--- Requirement ---
Give the data a second time, exactly and in full.
***** Input data *****
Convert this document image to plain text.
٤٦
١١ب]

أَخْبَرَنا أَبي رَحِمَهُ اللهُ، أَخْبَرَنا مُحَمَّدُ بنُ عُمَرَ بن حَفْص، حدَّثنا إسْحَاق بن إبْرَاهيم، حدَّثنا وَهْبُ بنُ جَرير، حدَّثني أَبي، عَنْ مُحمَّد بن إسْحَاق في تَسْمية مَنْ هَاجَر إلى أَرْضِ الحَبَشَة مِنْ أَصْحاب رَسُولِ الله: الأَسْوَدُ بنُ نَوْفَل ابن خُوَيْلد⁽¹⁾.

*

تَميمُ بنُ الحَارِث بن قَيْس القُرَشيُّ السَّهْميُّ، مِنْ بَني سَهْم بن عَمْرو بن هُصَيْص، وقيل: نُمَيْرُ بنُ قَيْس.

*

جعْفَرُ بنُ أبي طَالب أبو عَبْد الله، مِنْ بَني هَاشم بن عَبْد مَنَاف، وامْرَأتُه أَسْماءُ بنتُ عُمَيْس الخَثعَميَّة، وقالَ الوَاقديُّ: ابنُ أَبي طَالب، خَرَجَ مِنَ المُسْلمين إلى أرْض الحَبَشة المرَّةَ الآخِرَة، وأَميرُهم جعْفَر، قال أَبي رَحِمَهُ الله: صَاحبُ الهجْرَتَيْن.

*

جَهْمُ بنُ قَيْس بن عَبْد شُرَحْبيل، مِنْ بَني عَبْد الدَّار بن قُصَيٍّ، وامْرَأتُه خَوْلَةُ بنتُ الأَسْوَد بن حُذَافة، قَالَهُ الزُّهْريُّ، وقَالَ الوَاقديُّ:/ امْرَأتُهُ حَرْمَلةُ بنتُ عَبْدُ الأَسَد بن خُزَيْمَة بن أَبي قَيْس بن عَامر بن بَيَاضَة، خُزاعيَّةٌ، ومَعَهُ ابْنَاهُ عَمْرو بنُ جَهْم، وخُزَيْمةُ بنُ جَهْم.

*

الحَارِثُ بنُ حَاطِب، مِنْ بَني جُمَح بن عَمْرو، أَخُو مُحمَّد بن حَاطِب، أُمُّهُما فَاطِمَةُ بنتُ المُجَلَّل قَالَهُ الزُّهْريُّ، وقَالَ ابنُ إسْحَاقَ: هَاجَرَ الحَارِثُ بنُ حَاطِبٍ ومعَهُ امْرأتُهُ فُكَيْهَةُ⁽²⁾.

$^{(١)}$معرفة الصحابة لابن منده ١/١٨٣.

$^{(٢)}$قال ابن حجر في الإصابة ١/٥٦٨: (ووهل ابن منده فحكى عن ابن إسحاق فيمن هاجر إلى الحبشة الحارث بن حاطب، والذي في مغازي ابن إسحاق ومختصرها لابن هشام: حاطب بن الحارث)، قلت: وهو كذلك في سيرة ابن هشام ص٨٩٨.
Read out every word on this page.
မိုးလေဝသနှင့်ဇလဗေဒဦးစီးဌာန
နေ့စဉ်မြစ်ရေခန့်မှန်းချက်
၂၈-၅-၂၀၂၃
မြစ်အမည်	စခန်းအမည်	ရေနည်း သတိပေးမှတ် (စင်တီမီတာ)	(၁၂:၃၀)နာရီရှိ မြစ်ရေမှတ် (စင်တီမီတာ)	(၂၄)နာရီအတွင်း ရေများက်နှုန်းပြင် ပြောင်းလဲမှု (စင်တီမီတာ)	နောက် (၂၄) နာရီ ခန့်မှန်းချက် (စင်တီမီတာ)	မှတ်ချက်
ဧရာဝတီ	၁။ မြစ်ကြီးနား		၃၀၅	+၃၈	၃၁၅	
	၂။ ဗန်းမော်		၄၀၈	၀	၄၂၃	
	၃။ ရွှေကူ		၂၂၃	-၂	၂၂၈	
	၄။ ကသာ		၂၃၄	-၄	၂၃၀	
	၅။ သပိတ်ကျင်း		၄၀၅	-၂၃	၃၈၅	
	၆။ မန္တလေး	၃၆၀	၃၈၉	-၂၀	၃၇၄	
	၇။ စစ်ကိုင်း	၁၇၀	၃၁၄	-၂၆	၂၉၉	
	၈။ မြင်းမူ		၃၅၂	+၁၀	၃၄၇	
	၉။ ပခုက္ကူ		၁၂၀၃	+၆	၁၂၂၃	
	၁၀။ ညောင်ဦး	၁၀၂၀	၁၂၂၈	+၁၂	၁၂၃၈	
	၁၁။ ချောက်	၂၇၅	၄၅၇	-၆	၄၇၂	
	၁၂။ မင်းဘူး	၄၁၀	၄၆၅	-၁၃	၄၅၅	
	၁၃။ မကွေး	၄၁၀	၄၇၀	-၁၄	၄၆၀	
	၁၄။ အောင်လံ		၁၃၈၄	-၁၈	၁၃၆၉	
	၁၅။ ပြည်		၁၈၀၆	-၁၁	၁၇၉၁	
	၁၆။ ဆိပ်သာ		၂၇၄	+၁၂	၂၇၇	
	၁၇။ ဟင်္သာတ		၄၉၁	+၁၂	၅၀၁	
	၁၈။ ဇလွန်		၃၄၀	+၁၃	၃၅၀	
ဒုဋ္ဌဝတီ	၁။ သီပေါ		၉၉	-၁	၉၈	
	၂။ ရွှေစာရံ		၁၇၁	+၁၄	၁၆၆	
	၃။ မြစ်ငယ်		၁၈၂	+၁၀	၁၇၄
*****
--- Solved exercise ---
Convert this document image to plain text.
٤٦
١١ب]

أَخْبَرَنا أَبي رَحِمَهُ اللهُ، أَخْبَرَنا مُحَمَّدُ بنُ عُمَرَ بن حَفْص، حدَّثنا إسْحَاق بن إبْرَاهيم، حدَّثنا وَهْبُ بنُ جَرير، حدَّثني أَبي، عَنْ مُحمَّد بن إسْحَاق في تَسْمية مَنْ هَاجَر إلى أَرْضِ الحَبَشَة مِنْ أَصْحاب رَسُولِ الله: الأَسْوَدُ بنُ نَوْفَل ابن خُوَيْلد⁽¹⁾.

*

تَميمُ بنُ الحَارِث بن قَيْس القُرَشيُّ السَّهْميُّ، مِنْ بَني سَهْم بن عَمْرو بن هُصَيْص، وقيل: نُمَيْرُ بنُ قَيْس.

*

جعْفَرُ بنُ أبي طَالب أبو عَبْد الله، مِنْ بَني هَاشم بن عَبْد مَنَاف، وامْرَأتُه أَسْماءُ بنتُ عُمَيْس الخَثعَميَّة، وقالَ الوَاقديُّ: ابنُ أَبي طَالب، خَرَجَ مِنَ المُسْلمين إلى أرْض الحَبَشة المرَّةَ الآخِرَة، وأَميرُهم جعْفَر، قال أَبي رَحِمَهُ الله: صَاحبُ الهجْرَتَيْن.

*

جَهْمُ بنُ قَيْس بن عَبْد شُرَحْبيل، مِنْ بَني عَبْد الدَّار بن قُصَيٍّ، وامْرَأتُه خَوْلَةُ بنتُ الأَسْوَد بن حُذَافة، قَالَهُ الزُّهْريُّ، وقَالَ الوَاقديُّ:/ امْرَأتُهُ حَرْمَلةُ بنتُ عَبْدُ الأَسَد بن خُزَيْمَة بن أَبي قَيْس بن عَامر بن بَيَاضَة، خُزاعيَّةٌ، ومَعَهُ ابْنَاهُ عَمْرو بنُ جَهْم، وخُزَيْمةُ بنُ جَهْم.

*

الحَارِثُ بنُ حَاطِب، مِنْ بَني جُمَح بن عَمْرو، أَخُو مُحمَّد بن حَاطِب، أُمُّهُما فَاطِمَةُ بنتُ المُجَلَّل قَالَهُ الزُّهْريُّ، وقَالَ ابنُ إسْحَاقَ: هَاجَرَ الحَارِثُ بنُ حَاطِبٍ ومعَهُ امْرأتُهُ فُكَيْهَةُ⁽²⁾.

$^{(١)}$معرفة الصحابة لابن منده ١/١٨٣.

$^{(٢)}$قال ابن حجر في الإصابة ١/٥٦٨: (ووهل ابن منده فحكى عن ابن إسحاق فيمن هاجر إلى الحبشة الحارث بن حاطب، والذي في مغازي ابن إسحاق ومختصرها لابن هشام: حاطب بن الحارث)، قلت: وهو كذلك في سيرة ابن هشام ص٨٩٨.
Read out every word on this page.
မိုးလေဝသနှင့်ဇလဗေဒဦးစီးဌာန
နေ့စဉ်မြစ်ရေခန့်မှန်းချက်
၂၈-၅-၂၀၂၃
မြစ်အမည်	စခန်းအမည်	ရေနည်း သတိပေးမှတ် (စင်တီမီတာ)	(၁၂:၃၀)နာရီရှိ မြစ်ရေမှတ် (စင်တီမီတာ)	(၂၄)နာရီအတွင်း ရေများက်နှုန်းပြင် ပြောင်းလဲမှု (စင်တီမီတာ)	နောက် (၂၄) နာရီ ခန့်မှန်းချက် (စင်တီမီတာ)	မှတ်ချက်
ဧရာဝတီ	၁။ မြစ်ကြီးနား		၃၀၅	+၃၈	၃၁၅	
	၂။ ဗန်းမော်		၄၀၈	၀	၄၂၃	
	၃။ ရွှေကူ		၂၂၃	-၂	၂၂၈	
	၄။ ကသာ		၂၃၄	-၄	၂၃၀	
	၅။ သပိတ်ကျင်း		၄၀၅	-၂၃	၃၈၅	
	၆။ မန္တလေး	၃၆၀	၃၈၉	-၂၀	၃၇၄	
	၇။ စစ်ကိုင်း	၁၇၀	၃၁၄	-၂၆	၂၉၉	
	၈။ မြင်းမူ		၃၅၂	+၁၀	၃၄၇	
	၉။ ပခုက္ကူ		၁၂၀၃	+၆	၁၂၂၃	
	၁၀။ ညောင်ဦး	၁၀၂၀	၁၂၂၈	+၁၂	၁၂၃၈	
	၁၁။ ချောက်	၂၇၅	၄၅၇	-၆	၄၇၂	
	၁၂။ မင်းဘူး	၄၁၀	၄၆၅	-၁၃	၄၅၅	
	၁၃။ မကွေး	၄၁၀	၄၇၀	-၁၄	၄၆၀	
	၁၄။ အောင်လံ		၁၃၈၄	-၁၈	၁၃၆၉	
	၁၅။ ပြည်		၁၈၀၆	-၁၁	၁၇၉၁	
	၁၆။ ဆိပ်သာ		၂၇၄	+၁၂	၂၇၇	
	၁၇။ ဟင်္သာတ		၄၉၁	+၁၂	၅၀၁	
	၁၈။ ဇလွန်		၃၄၀	+၁၃	၃၅၀	
ဒုဋ္ဌဝတီ	၁။ သီပေါ		၉၉	-၁	၉၈	
	၂။ ရွှေစာရံ		၁၇၁	+၁၄	၁၆၆	
	၃။ မြစ်ငယ်		၁၈၂	+၁၀	၁၇၄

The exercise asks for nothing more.